Filter the entries, keeping every line with the word "name".

= = = = = = =

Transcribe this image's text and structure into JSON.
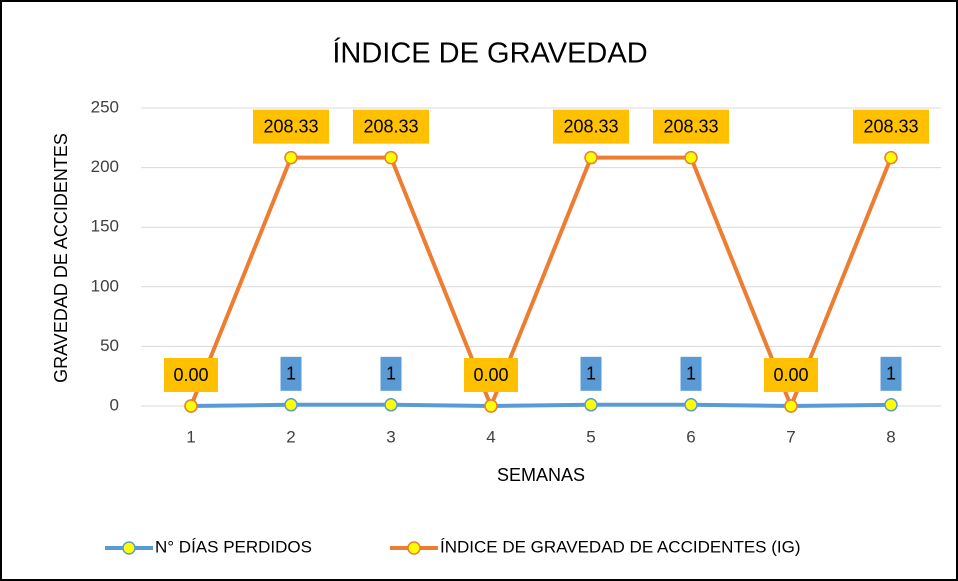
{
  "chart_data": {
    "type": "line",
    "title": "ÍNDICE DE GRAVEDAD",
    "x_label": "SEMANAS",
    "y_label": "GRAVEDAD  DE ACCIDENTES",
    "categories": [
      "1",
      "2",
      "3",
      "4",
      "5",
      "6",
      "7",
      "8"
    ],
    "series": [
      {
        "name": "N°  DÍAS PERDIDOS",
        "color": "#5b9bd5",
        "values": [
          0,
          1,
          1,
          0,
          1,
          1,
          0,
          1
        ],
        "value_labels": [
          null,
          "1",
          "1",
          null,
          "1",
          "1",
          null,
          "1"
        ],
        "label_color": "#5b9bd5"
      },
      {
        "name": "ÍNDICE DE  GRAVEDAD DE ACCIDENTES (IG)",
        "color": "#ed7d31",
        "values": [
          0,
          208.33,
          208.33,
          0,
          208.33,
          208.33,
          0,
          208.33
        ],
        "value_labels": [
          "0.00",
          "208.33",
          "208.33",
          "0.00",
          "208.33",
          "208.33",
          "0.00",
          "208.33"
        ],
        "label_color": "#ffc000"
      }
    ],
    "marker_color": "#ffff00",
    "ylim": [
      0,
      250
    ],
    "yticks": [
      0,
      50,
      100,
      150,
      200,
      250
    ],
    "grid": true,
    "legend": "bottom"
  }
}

= = = = = = =

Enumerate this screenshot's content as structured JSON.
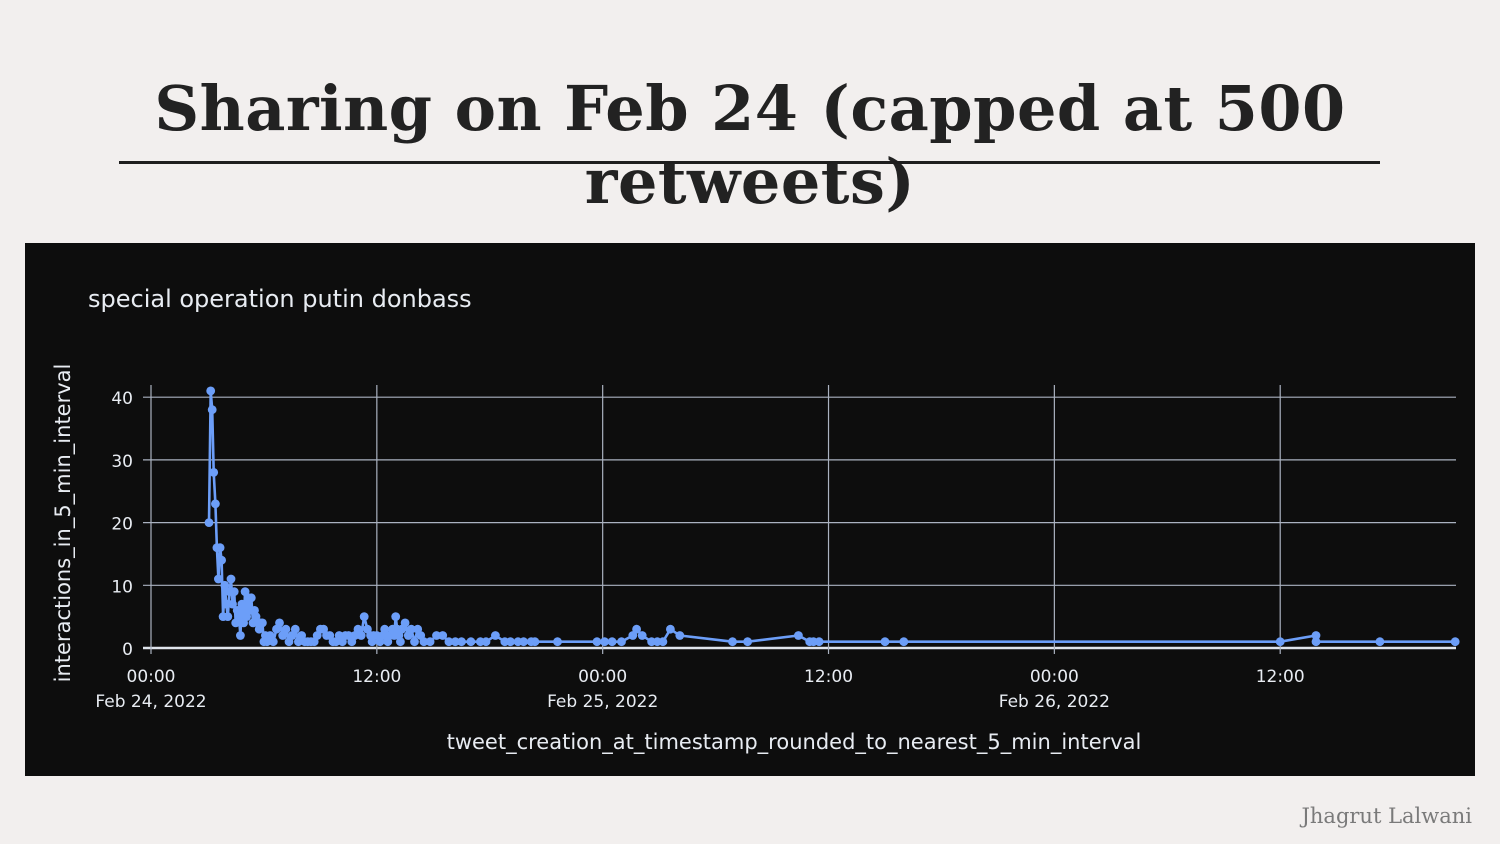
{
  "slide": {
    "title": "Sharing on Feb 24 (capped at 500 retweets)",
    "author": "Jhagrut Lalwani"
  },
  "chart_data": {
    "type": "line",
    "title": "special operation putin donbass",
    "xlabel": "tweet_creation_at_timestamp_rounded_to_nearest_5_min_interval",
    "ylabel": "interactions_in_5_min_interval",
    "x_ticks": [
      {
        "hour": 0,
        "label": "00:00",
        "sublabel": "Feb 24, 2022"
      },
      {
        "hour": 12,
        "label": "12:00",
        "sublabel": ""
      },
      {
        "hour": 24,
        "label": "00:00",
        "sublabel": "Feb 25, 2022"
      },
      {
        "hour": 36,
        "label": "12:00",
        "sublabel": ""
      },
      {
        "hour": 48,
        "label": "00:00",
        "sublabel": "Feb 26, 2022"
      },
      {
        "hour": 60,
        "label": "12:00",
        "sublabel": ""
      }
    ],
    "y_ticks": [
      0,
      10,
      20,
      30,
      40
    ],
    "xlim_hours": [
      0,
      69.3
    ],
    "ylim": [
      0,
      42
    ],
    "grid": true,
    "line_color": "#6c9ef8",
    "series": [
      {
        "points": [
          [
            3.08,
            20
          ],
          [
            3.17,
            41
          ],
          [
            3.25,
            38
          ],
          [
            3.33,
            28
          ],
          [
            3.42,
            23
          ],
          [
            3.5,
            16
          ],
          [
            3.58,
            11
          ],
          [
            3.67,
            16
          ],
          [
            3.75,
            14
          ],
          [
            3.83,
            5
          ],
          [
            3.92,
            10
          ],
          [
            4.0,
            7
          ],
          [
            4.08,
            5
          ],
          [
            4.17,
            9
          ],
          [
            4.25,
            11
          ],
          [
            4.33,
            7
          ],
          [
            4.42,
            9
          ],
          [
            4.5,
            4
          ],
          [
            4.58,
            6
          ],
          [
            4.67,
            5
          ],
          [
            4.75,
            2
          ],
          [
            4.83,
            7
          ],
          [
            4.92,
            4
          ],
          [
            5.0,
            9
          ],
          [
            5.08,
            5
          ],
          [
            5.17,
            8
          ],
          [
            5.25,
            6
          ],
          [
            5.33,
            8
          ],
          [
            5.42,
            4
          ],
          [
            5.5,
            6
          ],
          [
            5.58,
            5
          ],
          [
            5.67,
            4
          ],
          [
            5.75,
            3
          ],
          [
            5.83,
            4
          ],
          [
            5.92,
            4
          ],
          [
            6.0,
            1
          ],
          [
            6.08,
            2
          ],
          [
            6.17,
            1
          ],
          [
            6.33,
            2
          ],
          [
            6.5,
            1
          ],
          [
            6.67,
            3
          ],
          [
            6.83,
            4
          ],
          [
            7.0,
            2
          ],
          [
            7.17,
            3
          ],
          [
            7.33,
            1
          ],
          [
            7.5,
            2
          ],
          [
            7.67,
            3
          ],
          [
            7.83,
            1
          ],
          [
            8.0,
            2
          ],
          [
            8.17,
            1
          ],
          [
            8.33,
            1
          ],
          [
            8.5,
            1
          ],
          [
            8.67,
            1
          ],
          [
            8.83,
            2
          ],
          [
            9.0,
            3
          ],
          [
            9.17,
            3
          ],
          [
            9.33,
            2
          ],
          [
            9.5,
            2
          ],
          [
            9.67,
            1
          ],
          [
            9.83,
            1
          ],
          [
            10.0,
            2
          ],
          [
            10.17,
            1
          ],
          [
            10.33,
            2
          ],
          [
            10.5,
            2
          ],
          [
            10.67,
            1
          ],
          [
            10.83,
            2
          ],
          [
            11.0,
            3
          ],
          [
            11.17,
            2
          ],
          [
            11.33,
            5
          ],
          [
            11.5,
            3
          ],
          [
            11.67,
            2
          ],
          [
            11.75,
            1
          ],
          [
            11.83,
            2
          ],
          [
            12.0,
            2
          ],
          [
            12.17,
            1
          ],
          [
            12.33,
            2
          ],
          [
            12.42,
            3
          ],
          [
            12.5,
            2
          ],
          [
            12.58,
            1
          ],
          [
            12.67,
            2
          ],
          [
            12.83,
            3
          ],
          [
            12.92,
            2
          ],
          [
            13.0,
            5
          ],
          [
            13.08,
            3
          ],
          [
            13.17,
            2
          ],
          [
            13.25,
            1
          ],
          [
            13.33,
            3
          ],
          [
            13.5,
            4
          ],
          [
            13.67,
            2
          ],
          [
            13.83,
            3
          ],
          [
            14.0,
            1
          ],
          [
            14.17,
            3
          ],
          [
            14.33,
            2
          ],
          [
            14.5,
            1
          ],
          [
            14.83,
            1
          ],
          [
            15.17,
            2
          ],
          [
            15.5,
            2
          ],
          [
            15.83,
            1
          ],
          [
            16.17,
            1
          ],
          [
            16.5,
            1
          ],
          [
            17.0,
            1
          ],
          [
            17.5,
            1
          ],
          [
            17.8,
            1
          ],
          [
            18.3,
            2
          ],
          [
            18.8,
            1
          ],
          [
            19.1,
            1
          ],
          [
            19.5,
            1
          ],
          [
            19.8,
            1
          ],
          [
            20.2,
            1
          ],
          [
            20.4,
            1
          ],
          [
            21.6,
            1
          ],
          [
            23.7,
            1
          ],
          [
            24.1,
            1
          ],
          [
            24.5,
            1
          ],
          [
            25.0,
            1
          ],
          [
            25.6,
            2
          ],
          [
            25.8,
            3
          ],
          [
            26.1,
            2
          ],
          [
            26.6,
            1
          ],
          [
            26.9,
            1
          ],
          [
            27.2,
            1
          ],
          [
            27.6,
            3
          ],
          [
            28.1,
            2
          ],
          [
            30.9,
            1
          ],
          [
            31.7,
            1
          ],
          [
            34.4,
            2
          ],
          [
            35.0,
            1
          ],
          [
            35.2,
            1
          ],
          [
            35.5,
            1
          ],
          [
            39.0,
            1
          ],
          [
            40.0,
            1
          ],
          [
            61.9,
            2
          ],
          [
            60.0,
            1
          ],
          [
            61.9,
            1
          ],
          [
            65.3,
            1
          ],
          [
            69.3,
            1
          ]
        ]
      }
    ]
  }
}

= = = = = = =

* _Solution to the exercise_
        "name": "N°  DÍAS PERDIDOS",
        "name": "ÍNDICE DE  GRAVEDAD DE ACCIDENTES (IG)",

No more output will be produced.